◆ **Problem description**: Extract verbatim every line of the records from the first line through the line containing "lcd-info-box: Due to", including both of those lines.

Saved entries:
START
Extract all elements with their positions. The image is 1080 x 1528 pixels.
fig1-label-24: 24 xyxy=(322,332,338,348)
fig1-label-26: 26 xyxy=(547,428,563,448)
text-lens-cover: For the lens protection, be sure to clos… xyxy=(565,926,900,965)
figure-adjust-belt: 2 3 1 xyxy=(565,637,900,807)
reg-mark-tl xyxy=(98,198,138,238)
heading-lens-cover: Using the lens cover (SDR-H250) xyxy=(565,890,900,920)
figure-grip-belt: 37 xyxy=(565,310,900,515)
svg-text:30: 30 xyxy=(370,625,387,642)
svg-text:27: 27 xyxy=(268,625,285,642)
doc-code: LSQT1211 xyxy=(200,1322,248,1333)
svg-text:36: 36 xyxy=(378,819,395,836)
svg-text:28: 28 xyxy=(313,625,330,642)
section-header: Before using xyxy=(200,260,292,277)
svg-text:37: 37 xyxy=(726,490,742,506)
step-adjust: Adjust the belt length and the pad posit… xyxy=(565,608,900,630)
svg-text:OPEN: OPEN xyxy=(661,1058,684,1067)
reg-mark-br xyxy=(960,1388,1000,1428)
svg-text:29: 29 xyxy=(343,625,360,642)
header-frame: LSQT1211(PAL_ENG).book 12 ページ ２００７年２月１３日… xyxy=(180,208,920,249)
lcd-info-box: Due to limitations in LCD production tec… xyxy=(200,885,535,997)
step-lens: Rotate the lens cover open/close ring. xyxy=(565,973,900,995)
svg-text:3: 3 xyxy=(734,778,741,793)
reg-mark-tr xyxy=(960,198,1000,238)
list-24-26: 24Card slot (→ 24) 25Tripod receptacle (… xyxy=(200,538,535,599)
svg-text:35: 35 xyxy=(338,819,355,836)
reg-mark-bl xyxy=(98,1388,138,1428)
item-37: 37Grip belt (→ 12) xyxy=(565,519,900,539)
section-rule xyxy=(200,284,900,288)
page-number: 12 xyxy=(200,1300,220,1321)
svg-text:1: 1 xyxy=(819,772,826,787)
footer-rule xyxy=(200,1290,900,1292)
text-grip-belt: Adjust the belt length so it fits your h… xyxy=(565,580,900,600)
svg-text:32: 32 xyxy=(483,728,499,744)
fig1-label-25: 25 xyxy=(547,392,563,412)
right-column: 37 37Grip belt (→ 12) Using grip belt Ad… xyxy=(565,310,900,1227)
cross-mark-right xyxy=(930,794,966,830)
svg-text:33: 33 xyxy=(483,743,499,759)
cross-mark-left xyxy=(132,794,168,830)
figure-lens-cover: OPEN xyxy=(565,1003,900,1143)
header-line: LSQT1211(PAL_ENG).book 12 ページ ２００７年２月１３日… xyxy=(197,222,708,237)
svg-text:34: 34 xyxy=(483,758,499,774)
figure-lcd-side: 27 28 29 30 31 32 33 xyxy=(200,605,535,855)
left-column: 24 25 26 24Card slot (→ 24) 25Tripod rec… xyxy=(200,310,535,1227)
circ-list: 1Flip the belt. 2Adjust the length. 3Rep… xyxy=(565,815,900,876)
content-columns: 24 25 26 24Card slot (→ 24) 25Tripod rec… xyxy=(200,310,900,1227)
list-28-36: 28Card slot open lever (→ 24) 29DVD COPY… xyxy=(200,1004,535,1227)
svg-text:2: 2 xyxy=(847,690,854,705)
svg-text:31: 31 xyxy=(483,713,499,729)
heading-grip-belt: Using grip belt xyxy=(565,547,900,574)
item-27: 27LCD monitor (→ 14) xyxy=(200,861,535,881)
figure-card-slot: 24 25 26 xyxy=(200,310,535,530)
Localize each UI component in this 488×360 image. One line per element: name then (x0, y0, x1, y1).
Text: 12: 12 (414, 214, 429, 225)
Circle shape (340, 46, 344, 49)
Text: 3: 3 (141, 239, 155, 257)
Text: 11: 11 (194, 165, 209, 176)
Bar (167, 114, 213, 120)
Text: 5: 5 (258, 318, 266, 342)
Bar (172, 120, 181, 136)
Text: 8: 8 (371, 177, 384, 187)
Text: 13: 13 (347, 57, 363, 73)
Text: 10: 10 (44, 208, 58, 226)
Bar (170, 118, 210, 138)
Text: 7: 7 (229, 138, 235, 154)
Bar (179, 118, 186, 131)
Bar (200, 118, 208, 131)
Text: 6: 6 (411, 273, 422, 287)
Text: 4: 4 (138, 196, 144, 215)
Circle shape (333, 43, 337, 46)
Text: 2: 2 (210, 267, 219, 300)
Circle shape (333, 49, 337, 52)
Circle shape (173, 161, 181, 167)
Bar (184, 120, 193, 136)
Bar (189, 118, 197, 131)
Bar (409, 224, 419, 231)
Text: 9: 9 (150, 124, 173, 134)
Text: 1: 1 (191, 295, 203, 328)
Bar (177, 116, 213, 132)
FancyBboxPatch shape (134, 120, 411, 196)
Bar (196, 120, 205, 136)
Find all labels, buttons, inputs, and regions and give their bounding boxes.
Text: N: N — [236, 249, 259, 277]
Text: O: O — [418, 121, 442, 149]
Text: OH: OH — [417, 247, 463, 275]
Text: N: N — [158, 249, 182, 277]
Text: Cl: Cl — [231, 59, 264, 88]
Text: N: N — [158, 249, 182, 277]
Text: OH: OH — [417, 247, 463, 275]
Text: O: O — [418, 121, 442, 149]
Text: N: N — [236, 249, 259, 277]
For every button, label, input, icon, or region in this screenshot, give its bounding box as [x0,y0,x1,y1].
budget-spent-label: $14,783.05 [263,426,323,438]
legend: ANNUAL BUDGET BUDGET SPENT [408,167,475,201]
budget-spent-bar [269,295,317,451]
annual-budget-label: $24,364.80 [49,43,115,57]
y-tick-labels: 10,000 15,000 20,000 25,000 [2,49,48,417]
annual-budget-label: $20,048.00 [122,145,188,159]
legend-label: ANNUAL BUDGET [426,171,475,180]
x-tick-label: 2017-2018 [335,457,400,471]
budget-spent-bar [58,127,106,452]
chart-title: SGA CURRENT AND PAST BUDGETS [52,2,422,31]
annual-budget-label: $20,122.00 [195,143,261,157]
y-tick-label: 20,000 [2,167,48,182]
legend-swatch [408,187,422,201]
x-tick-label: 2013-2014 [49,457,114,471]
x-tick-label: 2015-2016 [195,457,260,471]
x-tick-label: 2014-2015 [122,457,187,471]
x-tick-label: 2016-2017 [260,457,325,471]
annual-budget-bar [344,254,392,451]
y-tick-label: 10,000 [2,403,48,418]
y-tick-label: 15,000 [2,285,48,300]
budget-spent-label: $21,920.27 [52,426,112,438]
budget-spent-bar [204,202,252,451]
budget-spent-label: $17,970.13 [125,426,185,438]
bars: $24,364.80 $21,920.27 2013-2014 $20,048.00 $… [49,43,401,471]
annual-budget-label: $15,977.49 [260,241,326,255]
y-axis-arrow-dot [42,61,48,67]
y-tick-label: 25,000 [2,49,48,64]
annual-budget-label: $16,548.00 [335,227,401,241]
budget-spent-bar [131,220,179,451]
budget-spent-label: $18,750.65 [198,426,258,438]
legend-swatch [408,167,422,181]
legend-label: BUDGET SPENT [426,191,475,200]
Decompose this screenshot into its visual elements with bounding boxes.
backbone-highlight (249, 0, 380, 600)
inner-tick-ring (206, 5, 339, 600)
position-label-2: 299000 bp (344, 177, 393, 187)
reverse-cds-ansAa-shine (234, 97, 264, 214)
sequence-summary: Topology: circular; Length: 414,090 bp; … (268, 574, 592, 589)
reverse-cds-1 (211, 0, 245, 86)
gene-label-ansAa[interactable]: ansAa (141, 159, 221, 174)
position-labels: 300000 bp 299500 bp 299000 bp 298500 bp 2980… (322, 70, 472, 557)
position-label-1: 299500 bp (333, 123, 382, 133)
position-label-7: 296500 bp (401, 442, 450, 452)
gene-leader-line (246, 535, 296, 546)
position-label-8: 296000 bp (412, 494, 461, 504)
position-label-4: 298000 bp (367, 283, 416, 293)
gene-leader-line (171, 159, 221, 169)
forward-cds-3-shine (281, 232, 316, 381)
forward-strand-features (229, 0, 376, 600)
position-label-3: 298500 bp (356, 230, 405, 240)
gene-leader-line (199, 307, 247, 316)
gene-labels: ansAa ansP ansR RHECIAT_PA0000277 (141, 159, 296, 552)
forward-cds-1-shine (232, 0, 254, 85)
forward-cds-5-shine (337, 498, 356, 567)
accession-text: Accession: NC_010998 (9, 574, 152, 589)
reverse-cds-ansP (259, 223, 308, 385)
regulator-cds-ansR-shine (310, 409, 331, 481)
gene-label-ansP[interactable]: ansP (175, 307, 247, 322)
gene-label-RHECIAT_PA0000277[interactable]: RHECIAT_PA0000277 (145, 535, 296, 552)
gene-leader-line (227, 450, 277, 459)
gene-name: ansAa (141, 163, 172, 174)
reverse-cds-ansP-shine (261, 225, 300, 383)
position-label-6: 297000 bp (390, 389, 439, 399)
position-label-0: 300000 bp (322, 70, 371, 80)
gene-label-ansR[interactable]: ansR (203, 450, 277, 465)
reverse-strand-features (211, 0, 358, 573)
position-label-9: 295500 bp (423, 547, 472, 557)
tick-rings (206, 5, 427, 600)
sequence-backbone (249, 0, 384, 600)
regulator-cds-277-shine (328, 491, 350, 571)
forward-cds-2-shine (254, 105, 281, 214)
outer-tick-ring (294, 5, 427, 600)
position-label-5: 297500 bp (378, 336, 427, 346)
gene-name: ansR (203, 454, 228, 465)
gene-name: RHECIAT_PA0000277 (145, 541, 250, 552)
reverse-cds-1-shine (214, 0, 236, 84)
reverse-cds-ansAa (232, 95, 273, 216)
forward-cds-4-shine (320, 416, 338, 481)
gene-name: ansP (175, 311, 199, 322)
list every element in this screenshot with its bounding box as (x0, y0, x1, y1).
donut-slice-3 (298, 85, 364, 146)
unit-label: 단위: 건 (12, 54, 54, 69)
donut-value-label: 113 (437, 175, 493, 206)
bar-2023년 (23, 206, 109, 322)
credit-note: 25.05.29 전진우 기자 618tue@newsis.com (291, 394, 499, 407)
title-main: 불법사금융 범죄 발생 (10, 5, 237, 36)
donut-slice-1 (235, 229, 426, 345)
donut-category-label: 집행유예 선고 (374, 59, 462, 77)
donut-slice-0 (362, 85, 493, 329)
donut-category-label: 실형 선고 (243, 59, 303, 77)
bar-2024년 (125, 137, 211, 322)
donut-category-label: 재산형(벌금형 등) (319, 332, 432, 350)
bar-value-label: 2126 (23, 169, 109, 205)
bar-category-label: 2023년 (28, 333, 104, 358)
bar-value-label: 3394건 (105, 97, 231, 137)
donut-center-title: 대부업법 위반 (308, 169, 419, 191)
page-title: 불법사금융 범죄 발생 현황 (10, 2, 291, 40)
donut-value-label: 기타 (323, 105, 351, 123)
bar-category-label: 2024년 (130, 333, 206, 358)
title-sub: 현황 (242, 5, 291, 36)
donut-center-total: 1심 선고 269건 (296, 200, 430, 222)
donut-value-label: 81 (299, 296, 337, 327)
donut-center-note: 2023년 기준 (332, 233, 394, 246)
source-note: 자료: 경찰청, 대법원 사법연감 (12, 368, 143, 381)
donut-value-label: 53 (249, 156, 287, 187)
END
◆ **Response**:
Extract all elements with their positions. The image is 1080 x 1528 pixels.
fig1-label-24: 24 xyxy=(322,332,338,348)
fig1-label-26: 26 xyxy=(547,428,563,448)
text-lens-cover: For the lens protection, be sure to clos… xyxy=(565,926,900,965)
figure-adjust-belt: 2 3 1 xyxy=(565,637,900,807)
reg-mark-tl xyxy=(98,198,138,238)
heading-lens-cover: Using the lens cover (SDR-H250) xyxy=(565,890,900,920)
figure-grip-belt: 37 xyxy=(565,310,900,515)
svg-text:30: 30 xyxy=(370,625,387,642)
svg-text:27: 27 xyxy=(268,625,285,642)
doc-code: LSQT1211 xyxy=(200,1322,248,1333)
svg-text:36: 36 xyxy=(378,819,395,836)
svg-text:28: 28 xyxy=(313,625,330,642)
section-header: Before using xyxy=(200,260,292,277)
svg-text:37: 37 xyxy=(726,490,742,506)
step-adjust: Adjust the belt length and the pad posit… xyxy=(565,608,900,630)
svg-text:OPEN: OPEN xyxy=(661,1058,684,1067)
reg-mark-br xyxy=(960,1388,1000,1428)
svg-text:29: 29 xyxy=(343,625,360,642)
header-frame: LSQT1211(PAL_ENG).book 12 ページ ２００７年２月１３日… xyxy=(180,208,920,249)
lcd-info-box: Due to limitations in LCD production tec… xyxy=(200,885,535,997)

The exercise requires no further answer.